DIRECTION. Copy every one of the following entries word for word, keeping each line the same as it appears.
========================================================================
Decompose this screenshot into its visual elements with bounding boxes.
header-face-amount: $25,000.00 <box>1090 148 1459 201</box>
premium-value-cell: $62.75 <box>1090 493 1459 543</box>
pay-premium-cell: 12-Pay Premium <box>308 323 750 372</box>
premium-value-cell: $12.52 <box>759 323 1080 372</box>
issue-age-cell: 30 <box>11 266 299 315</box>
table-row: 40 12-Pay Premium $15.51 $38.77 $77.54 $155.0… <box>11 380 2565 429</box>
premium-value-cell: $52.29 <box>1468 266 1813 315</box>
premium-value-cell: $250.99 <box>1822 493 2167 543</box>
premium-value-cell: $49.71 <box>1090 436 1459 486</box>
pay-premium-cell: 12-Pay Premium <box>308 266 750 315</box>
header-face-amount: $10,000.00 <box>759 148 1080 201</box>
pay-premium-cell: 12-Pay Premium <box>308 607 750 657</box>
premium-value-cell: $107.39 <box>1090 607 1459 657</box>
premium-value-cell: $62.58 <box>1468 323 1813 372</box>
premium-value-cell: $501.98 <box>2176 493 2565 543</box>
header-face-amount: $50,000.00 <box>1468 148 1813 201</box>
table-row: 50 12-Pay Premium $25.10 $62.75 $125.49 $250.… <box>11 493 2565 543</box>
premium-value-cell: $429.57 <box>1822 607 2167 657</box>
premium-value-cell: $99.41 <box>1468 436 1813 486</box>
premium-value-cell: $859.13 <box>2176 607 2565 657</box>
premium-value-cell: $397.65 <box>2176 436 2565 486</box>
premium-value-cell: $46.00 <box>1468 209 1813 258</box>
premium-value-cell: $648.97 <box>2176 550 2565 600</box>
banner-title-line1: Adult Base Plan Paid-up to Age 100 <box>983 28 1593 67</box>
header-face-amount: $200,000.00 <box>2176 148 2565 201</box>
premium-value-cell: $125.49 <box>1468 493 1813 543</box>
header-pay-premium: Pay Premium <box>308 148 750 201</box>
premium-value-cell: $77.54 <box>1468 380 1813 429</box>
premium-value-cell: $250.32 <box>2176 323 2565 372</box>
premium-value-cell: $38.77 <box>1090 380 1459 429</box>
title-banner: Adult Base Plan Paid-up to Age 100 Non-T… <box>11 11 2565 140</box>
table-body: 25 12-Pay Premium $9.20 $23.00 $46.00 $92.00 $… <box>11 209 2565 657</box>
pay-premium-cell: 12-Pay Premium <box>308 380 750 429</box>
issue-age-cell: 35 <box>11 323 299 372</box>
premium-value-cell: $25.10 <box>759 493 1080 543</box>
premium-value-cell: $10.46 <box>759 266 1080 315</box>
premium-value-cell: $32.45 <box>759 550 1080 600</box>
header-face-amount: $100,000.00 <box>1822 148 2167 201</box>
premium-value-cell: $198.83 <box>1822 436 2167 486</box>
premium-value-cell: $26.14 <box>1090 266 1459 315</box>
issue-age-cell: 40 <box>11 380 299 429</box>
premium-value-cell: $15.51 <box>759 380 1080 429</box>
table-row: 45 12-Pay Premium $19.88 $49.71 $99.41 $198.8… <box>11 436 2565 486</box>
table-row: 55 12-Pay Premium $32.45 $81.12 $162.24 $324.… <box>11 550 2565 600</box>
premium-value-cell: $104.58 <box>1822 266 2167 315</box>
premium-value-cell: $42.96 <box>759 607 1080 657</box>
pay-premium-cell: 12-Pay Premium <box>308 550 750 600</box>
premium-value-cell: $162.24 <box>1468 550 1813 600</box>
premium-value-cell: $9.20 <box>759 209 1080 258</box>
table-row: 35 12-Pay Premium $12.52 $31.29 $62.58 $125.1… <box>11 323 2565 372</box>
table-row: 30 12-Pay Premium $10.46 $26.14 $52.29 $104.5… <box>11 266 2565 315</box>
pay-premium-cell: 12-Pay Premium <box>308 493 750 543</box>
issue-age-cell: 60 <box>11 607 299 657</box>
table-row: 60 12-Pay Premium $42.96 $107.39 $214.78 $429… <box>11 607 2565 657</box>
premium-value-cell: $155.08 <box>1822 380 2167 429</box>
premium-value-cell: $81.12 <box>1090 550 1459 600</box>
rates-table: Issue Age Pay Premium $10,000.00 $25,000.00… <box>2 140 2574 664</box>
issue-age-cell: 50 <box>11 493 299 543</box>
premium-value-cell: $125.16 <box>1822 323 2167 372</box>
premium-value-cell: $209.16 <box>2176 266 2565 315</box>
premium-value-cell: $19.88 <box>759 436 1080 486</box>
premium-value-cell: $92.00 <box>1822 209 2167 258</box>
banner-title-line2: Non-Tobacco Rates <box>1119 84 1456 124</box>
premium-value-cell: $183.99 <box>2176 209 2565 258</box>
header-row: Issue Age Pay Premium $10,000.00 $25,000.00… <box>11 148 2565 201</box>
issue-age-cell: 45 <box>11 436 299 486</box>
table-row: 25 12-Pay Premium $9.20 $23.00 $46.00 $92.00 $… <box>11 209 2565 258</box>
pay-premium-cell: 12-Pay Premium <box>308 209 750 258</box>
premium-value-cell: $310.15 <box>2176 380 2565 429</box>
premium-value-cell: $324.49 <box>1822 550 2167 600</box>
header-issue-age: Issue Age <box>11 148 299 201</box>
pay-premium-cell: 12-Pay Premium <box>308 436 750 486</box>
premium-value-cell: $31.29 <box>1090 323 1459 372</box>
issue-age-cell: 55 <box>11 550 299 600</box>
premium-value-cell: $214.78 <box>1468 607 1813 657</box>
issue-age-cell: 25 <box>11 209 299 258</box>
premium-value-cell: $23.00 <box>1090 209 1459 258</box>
========================================================================
SOLVED PROBLEM.
Decompose this screenshot into its visual elements with bounding boxes.
header-face-amount: $25,000.00 <box>1090 148 1459 201</box>
premium-value-cell: $62.75 <box>1090 493 1459 543</box>
pay-premium-cell: 12-Pay Premium <box>308 323 750 372</box>
premium-value-cell: $12.52 <box>759 323 1080 372</box>
issue-age-cell: 30 <box>11 266 299 315</box>
table-row: 40 12-Pay Premium $15.51 $38.77 $77.54 $155.0… <box>11 380 2565 429</box>
premium-value-cell: $52.29 <box>1468 266 1813 315</box>
premium-value-cell: $250.99 <box>1822 493 2167 543</box>
premium-value-cell: $49.71 <box>1090 436 1459 486</box>
pay-premium-cell: 12-Pay Premium <box>308 266 750 315</box>
header-face-amount: $10,000.00 <box>759 148 1080 201</box>
pay-premium-cell: 12-Pay Premium <box>308 607 750 657</box>
premium-value-cell: $107.39 <box>1090 607 1459 657</box>
premium-value-cell: $62.58 <box>1468 323 1813 372</box>
premium-value-cell: $501.98 <box>2176 493 2565 543</box>
header-face-amount: $50,000.00 <box>1468 148 1813 201</box>
table-row: 50 12-Pay Premium $25.10 $62.75 $125.49 $250.… <box>11 493 2565 543</box>
premium-value-cell: $429.57 <box>1822 607 2167 657</box>
premium-value-cell: $99.41 <box>1468 436 1813 486</box>
premium-value-cell: $859.13 <box>2176 607 2565 657</box>
premium-value-cell: $397.65 <box>2176 436 2565 486</box>
premium-value-cell: $46.00 <box>1468 209 1813 258</box>
premium-value-cell: $648.97 <box>2176 550 2565 600</box>
banner-title-line1: Adult Base Plan Paid-up to Age 100 <box>983 28 1593 67</box>
header-face-amount: $200,000.00 <box>2176 148 2565 201</box>
premium-value-cell: $125.49 <box>1468 493 1813 543</box>
header-pay-premium: Pay Premium <box>308 148 750 201</box>
premium-value-cell: $77.54 <box>1468 380 1813 429</box>
premium-value-cell: $250.32 <box>2176 323 2565 372</box>
premium-value-cell: $38.77 <box>1090 380 1459 429</box>
title-banner: Adult Base Plan Paid-up to Age 100 Non-T… <box>11 11 2565 140</box>
table-body: 25 12-Pay Premium $9.20 $23.00 $46.00 $92.00 $… <box>11 209 2565 657</box>
pay-premium-cell: 12-Pay Premium <box>308 380 750 429</box>
issue-age-cell: 35 <box>11 323 299 372</box>
premium-value-cell: $25.10 <box>759 493 1080 543</box>
premium-value-cell: $10.46 <box>759 266 1080 315</box>
premium-value-cell: $32.45 <box>759 550 1080 600</box>
header-face-amount: $100,000.00 <box>1822 148 2167 201</box>
premium-value-cell: $198.83 <box>1822 436 2167 486</box>
premium-value-cell: $26.14 <box>1090 266 1459 315</box>
issue-age-cell: 40 <box>11 380 299 429</box>
premium-value-cell: $15.51 <box>759 380 1080 429</box>
table-row: 45 12-Pay Premium $19.88 $49.71 $99.41 $198.8… <box>11 436 2565 486</box>
table-row: 55 12-Pay Premium $32.45 $81.12 $162.24 $324.… <box>11 550 2565 600</box>
premium-value-cell: $104.58 <box>1822 266 2167 315</box>
premium-value-cell: $42.96 <box>759 607 1080 657</box>
pay-premium-cell: 12-Pay Premium <box>308 550 750 600</box>
premium-value-cell: $162.24 <box>1468 550 1813 600</box>
premium-value-cell: $9.20 <box>759 209 1080 258</box>
table-row: 35 12-Pay Premium $12.52 $31.29 $62.58 $125.1… <box>11 323 2565 372</box>
table-row: 30 12-Pay Premium $10.46 $26.14 $52.29 $104.5… <box>11 266 2565 315</box>
pay-premium-cell: 12-Pay Premium <box>308 493 750 543</box>
issue-age-cell: 60 <box>11 607 299 657</box>
table-row: 60 12-Pay Premium $42.96 $107.39 $214.78 $429… <box>11 607 2565 657</box>
premium-value-cell: $155.08 <box>1822 380 2167 429</box>
premium-value-cell: $81.12 <box>1090 550 1459 600</box>
rates-table: Issue Age Pay Premium $10,000.00 $25,000.00… <box>2 140 2574 664</box>
issue-age-cell: 50 <box>11 493 299 543</box>
premium-value-cell: $125.16 <box>1822 323 2167 372</box>
premium-value-cell: $209.16 <box>2176 266 2565 315</box>
premium-value-cell: $19.88 <box>759 436 1080 486</box>
premium-value-cell: $92.00 <box>1822 209 2167 258</box>
banner-title-line2: Non-Tobacco Rates <box>1119 84 1456 124</box>
premium-value-cell: $183.99 <box>2176 209 2565 258</box>
header-row: Issue Age Pay Premium $10,000.00 $25,000.00… <box>11 148 2565 201</box>
issue-age-cell: 45 <box>11 436 299 486</box>
table-row: 25 12-Pay Premium $9.20 $23.00 $46.00 $92.00 $… <box>11 209 2565 258</box>
pay-premium-cell: 12-Pay Premium <box>308 209 750 258</box>
premium-value-cell: $310.15 <box>2176 380 2565 429</box>
premium-value-cell: $324.49 <box>1822 550 2167 600</box>
header-issue-age: Issue Age <box>11 148 299 201</box>
pay-premium-cell: 12-Pay Premium <box>308 436 750 486</box>
premium-value-cell: $31.29 <box>1090 323 1459 372</box>
issue-age-cell: 55 <box>11 550 299 600</box>
premium-value-cell: $214.78 <box>1468 607 1813 657</box>
issue-age-cell: 25 <box>11 209 299 258</box>
premium-value-cell: $23.00 <box>1090 209 1459 258</box>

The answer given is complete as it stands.